§ **REQUEST**
Lines that include the word "района" are the ones to copy.

___ DATA SHOWN ___

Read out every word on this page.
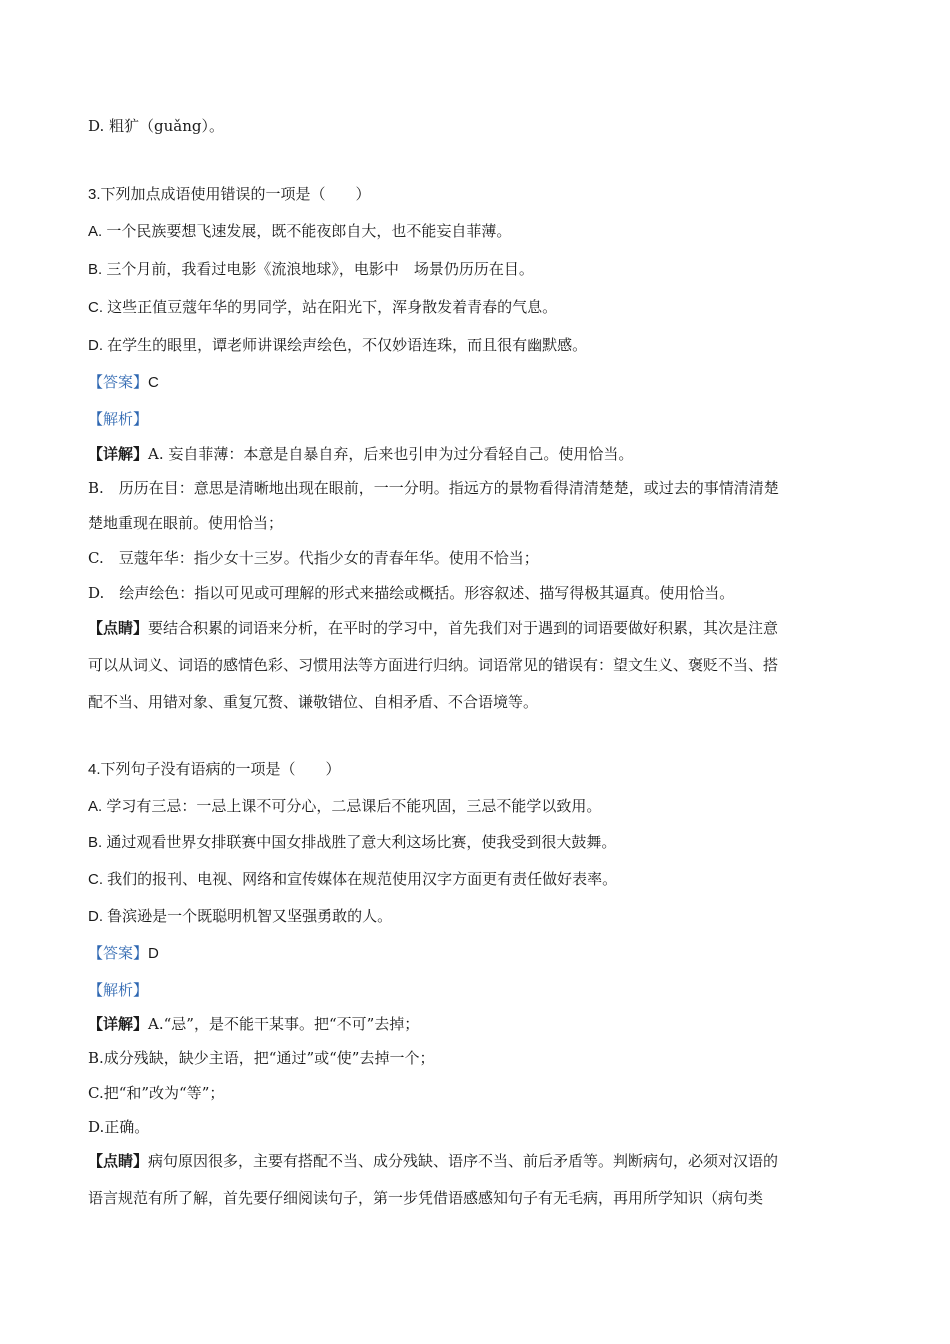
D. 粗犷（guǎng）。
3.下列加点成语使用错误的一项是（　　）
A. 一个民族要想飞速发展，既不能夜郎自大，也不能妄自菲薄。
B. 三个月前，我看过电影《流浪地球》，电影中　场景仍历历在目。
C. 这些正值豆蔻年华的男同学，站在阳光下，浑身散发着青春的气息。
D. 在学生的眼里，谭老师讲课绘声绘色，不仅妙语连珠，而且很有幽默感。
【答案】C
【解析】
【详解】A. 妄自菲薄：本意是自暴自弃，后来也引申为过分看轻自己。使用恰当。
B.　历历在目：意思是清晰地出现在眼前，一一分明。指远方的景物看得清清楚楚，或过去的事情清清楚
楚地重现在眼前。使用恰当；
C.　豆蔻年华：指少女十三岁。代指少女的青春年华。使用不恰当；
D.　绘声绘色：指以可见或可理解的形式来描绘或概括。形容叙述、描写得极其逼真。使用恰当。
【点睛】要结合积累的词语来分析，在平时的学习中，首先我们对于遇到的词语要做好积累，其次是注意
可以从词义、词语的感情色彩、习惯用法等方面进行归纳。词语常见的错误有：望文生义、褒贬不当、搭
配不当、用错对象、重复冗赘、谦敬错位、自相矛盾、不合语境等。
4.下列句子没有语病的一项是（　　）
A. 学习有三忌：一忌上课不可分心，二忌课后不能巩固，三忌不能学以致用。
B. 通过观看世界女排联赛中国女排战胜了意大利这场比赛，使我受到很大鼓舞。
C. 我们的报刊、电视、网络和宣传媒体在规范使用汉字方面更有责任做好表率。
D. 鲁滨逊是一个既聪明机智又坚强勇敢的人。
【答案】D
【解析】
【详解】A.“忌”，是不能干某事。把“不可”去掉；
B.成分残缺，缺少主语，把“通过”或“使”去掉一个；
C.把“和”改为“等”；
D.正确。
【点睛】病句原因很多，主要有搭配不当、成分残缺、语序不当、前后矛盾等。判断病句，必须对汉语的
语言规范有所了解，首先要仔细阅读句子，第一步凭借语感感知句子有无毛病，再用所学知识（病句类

___
___ DATA SHOWN ___

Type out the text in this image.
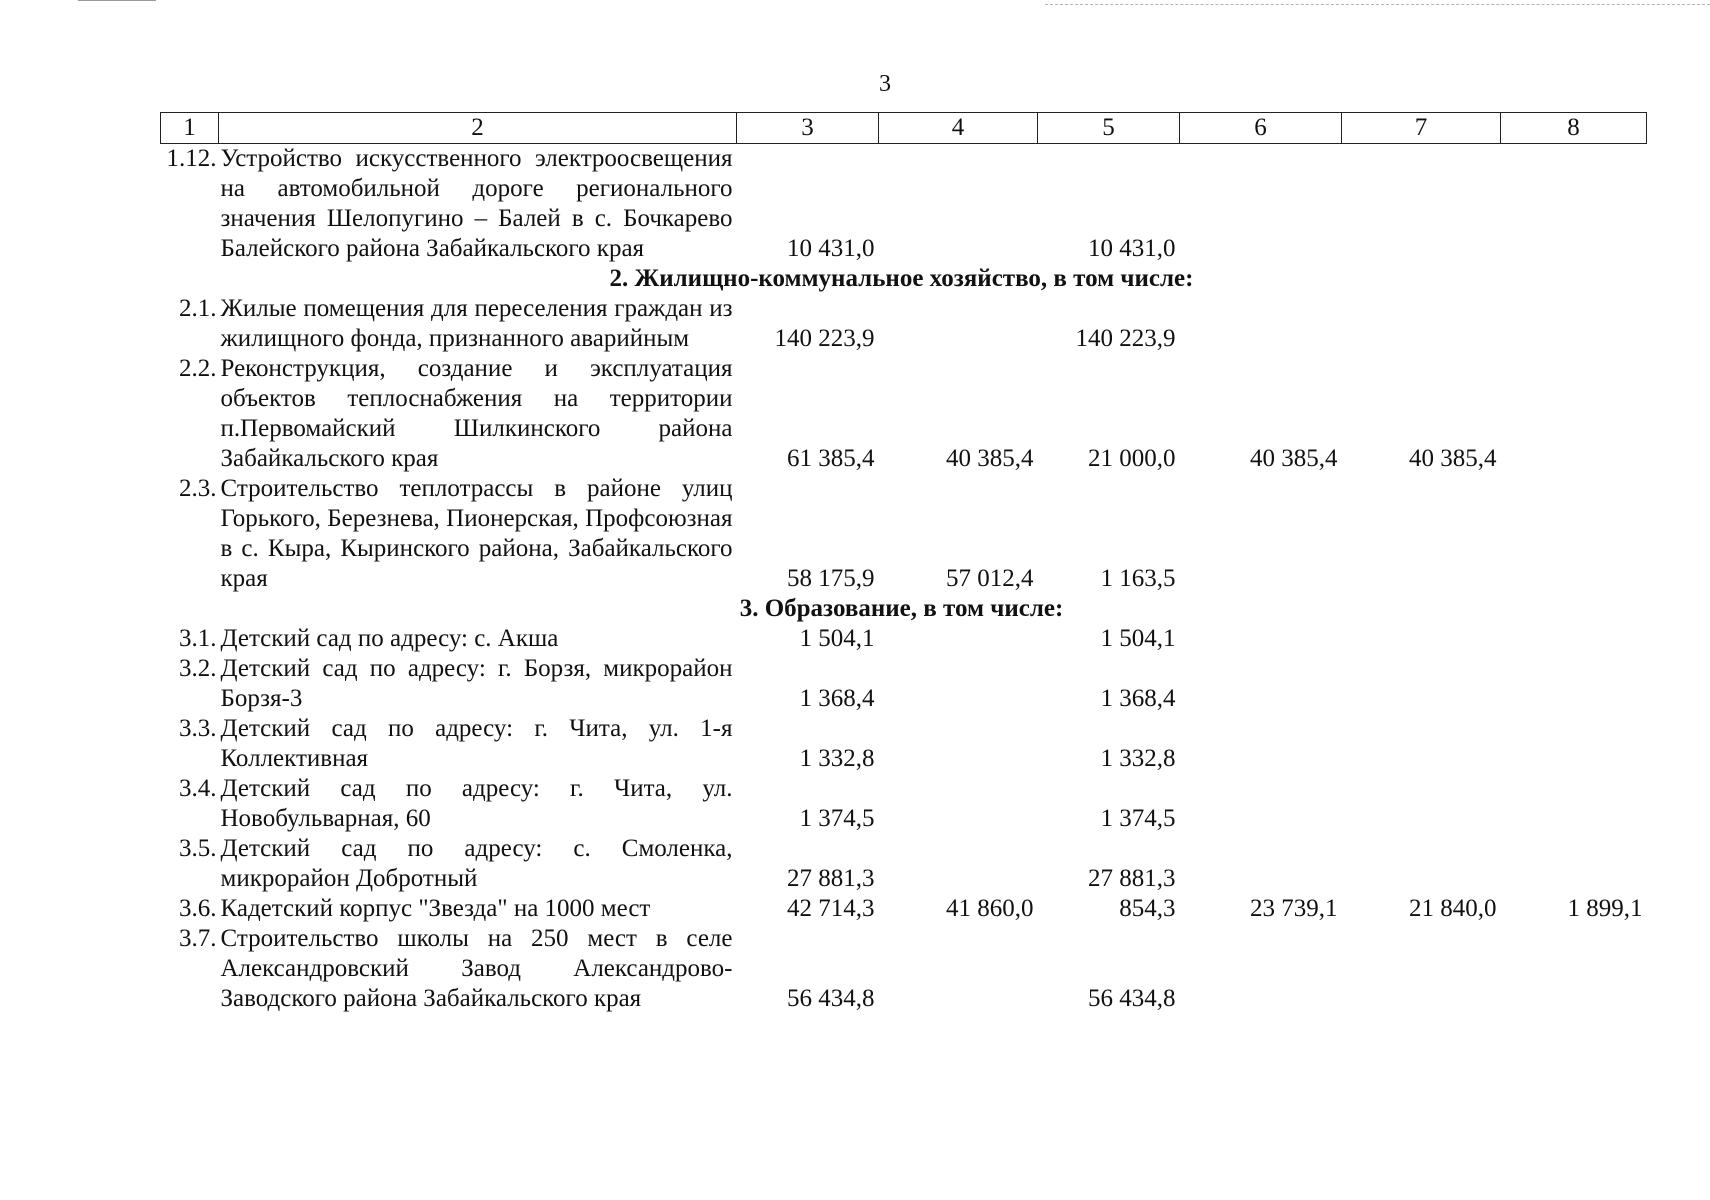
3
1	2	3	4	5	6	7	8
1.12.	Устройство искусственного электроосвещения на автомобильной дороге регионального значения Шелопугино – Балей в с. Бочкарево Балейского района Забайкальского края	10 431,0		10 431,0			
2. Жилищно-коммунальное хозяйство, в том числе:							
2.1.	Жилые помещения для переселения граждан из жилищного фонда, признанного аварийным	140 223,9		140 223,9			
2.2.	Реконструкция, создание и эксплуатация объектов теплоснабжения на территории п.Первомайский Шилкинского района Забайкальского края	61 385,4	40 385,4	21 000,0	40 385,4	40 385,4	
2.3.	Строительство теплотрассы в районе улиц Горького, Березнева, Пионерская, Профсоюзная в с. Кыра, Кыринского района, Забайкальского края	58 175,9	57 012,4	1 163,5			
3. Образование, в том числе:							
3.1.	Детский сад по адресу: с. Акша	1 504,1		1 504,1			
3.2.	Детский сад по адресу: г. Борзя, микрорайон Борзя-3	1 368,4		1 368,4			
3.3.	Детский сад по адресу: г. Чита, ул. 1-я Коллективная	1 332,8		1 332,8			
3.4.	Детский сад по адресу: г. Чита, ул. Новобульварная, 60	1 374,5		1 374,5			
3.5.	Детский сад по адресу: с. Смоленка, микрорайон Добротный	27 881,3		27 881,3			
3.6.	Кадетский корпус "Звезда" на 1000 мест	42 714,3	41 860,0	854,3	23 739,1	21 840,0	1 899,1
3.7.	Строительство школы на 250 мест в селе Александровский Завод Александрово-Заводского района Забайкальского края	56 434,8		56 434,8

___

§ **ANSWER TO THE PROBLEM**
1.12.	Устройство искусственного электроосвещения на автомобильной дороге регионального значения Шелопугино – Балей в с. Бочкарево Балейского района Забайкальского края	10 431,0		10 431,0			
2.2.	Реконструкция, создание и эксплуатация объектов теплоснабжения на территории п.Первомайский Шилкинского района Забайкальского края	61 385,4	40 385,4	21 000,0	40 385,4	40 385,4	
2.3.	Строительство теплотрассы в районе улиц Горького, Березнева, Пионерская, Профсоюзная в с. Кыра, Кыринского района, Забайкальского края	58 175,9	57 012,4	1 163,5			
3.7.	Строительство школы на 250 мест в селе Александровский Завод Александрово-Заводского района Забайкальского края	56 434,8		56 434,8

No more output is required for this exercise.